[EXERCISE DETAILS] Find the lines that include the string "watermark" and report how many there are. Give no other text.
>>>>
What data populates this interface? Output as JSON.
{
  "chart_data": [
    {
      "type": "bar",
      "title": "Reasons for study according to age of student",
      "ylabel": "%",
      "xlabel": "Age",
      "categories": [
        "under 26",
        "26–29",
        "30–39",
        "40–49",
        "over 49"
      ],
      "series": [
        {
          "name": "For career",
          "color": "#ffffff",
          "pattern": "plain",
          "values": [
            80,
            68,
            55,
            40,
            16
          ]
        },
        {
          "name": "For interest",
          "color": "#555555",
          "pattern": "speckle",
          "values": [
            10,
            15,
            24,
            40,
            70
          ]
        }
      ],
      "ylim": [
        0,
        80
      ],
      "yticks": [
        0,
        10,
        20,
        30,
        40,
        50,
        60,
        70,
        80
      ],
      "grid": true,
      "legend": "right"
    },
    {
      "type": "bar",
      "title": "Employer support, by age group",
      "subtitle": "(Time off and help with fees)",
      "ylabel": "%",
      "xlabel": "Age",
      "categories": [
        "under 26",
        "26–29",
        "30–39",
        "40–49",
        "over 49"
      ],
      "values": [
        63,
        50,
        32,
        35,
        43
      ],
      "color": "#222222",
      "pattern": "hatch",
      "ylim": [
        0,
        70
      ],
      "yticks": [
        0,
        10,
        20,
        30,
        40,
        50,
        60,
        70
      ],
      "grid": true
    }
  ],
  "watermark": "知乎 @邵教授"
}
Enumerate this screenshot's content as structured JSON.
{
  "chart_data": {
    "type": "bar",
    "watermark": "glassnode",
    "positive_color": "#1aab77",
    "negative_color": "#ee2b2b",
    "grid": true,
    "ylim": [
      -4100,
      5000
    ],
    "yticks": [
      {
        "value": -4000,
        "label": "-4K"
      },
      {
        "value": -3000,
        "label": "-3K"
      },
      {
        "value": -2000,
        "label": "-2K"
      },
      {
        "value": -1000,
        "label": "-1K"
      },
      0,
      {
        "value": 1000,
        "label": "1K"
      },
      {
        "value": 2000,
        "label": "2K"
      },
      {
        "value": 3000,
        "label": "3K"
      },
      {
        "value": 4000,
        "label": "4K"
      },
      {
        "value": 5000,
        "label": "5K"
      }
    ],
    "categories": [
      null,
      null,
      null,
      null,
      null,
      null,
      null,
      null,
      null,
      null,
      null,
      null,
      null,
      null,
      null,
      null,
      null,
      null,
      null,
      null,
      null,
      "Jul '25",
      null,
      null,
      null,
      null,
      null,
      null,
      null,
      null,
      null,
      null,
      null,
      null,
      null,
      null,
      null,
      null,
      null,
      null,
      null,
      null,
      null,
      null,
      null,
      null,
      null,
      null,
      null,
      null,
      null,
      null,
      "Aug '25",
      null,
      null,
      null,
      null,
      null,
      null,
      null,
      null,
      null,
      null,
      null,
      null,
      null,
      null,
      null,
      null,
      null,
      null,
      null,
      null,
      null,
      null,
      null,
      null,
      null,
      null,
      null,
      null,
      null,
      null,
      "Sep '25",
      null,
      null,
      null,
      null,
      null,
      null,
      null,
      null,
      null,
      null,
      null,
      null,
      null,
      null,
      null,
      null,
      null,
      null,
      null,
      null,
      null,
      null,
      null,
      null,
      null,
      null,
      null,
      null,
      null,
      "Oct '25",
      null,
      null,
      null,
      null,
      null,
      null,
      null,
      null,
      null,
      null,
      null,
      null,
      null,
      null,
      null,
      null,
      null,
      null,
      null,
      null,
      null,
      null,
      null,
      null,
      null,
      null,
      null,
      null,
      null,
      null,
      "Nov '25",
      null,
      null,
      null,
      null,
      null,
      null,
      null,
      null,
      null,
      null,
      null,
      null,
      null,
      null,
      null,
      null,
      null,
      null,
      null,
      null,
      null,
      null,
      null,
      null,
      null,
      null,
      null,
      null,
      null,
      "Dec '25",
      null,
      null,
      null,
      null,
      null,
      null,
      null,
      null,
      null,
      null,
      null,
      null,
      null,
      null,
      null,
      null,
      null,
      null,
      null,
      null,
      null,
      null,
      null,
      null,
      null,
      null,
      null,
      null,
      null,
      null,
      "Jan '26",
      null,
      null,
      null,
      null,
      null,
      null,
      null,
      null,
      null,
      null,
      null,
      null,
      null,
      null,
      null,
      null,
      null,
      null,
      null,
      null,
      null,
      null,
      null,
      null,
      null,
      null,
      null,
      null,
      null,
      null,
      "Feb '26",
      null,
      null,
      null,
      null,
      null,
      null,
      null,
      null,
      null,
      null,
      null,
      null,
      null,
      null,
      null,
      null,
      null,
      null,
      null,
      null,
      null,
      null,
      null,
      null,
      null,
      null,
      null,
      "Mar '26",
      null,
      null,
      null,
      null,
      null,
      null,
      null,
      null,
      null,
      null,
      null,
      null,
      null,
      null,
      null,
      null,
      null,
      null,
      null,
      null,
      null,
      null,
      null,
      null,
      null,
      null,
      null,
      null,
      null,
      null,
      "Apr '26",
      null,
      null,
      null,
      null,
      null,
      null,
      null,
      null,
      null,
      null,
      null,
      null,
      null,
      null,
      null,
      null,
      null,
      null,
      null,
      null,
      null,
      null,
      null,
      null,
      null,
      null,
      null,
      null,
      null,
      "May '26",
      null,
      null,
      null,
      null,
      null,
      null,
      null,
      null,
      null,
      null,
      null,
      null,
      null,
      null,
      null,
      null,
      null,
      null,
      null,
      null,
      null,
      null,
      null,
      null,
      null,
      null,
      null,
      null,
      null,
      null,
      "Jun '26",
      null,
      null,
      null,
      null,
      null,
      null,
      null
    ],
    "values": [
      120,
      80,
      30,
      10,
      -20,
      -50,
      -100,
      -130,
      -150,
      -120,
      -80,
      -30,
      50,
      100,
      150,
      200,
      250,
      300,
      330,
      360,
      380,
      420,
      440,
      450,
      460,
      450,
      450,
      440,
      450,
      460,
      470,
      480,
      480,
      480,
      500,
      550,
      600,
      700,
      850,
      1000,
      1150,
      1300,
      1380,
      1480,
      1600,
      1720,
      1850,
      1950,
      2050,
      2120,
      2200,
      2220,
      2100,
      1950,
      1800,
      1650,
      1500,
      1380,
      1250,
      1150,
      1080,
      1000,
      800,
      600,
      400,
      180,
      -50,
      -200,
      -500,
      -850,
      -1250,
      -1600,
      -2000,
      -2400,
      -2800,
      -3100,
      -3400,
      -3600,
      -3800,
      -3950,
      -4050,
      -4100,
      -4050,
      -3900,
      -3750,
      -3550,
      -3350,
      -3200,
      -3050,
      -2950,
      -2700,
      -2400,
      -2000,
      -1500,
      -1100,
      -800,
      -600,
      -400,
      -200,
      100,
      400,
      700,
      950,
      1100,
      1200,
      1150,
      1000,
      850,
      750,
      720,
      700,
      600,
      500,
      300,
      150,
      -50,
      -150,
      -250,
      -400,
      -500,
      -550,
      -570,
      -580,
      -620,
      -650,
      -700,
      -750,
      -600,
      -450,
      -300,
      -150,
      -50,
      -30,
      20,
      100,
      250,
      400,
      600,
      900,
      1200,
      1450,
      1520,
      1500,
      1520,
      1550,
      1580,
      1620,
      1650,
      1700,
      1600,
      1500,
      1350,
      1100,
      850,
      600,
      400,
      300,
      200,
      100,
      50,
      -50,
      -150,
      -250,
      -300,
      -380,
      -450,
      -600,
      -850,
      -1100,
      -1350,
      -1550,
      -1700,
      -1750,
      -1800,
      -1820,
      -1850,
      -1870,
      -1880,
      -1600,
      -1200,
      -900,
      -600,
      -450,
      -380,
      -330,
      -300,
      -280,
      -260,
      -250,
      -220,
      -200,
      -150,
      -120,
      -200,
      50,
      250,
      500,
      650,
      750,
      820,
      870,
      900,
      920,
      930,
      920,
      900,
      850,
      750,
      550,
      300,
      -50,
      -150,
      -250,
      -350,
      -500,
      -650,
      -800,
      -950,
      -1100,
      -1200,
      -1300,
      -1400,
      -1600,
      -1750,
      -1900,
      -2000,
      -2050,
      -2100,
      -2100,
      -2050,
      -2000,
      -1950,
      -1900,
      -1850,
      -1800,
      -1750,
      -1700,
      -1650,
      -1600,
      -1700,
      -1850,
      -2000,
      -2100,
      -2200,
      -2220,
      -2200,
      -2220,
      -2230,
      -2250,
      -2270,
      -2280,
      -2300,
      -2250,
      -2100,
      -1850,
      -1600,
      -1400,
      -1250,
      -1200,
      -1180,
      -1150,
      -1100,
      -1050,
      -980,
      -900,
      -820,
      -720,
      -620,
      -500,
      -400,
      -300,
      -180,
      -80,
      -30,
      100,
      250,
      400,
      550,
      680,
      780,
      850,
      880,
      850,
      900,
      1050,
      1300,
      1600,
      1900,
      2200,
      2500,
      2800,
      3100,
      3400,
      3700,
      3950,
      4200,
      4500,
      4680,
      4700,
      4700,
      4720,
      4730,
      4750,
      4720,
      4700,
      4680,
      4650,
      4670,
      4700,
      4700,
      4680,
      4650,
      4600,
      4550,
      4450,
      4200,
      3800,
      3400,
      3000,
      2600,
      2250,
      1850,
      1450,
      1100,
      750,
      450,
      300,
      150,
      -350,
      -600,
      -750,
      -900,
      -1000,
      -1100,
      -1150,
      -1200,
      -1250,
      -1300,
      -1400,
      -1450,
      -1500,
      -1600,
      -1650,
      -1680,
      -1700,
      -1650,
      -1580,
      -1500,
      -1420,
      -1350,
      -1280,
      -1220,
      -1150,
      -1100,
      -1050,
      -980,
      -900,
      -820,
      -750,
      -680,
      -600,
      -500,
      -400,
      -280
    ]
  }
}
<<<<
[THE ANSWER] 2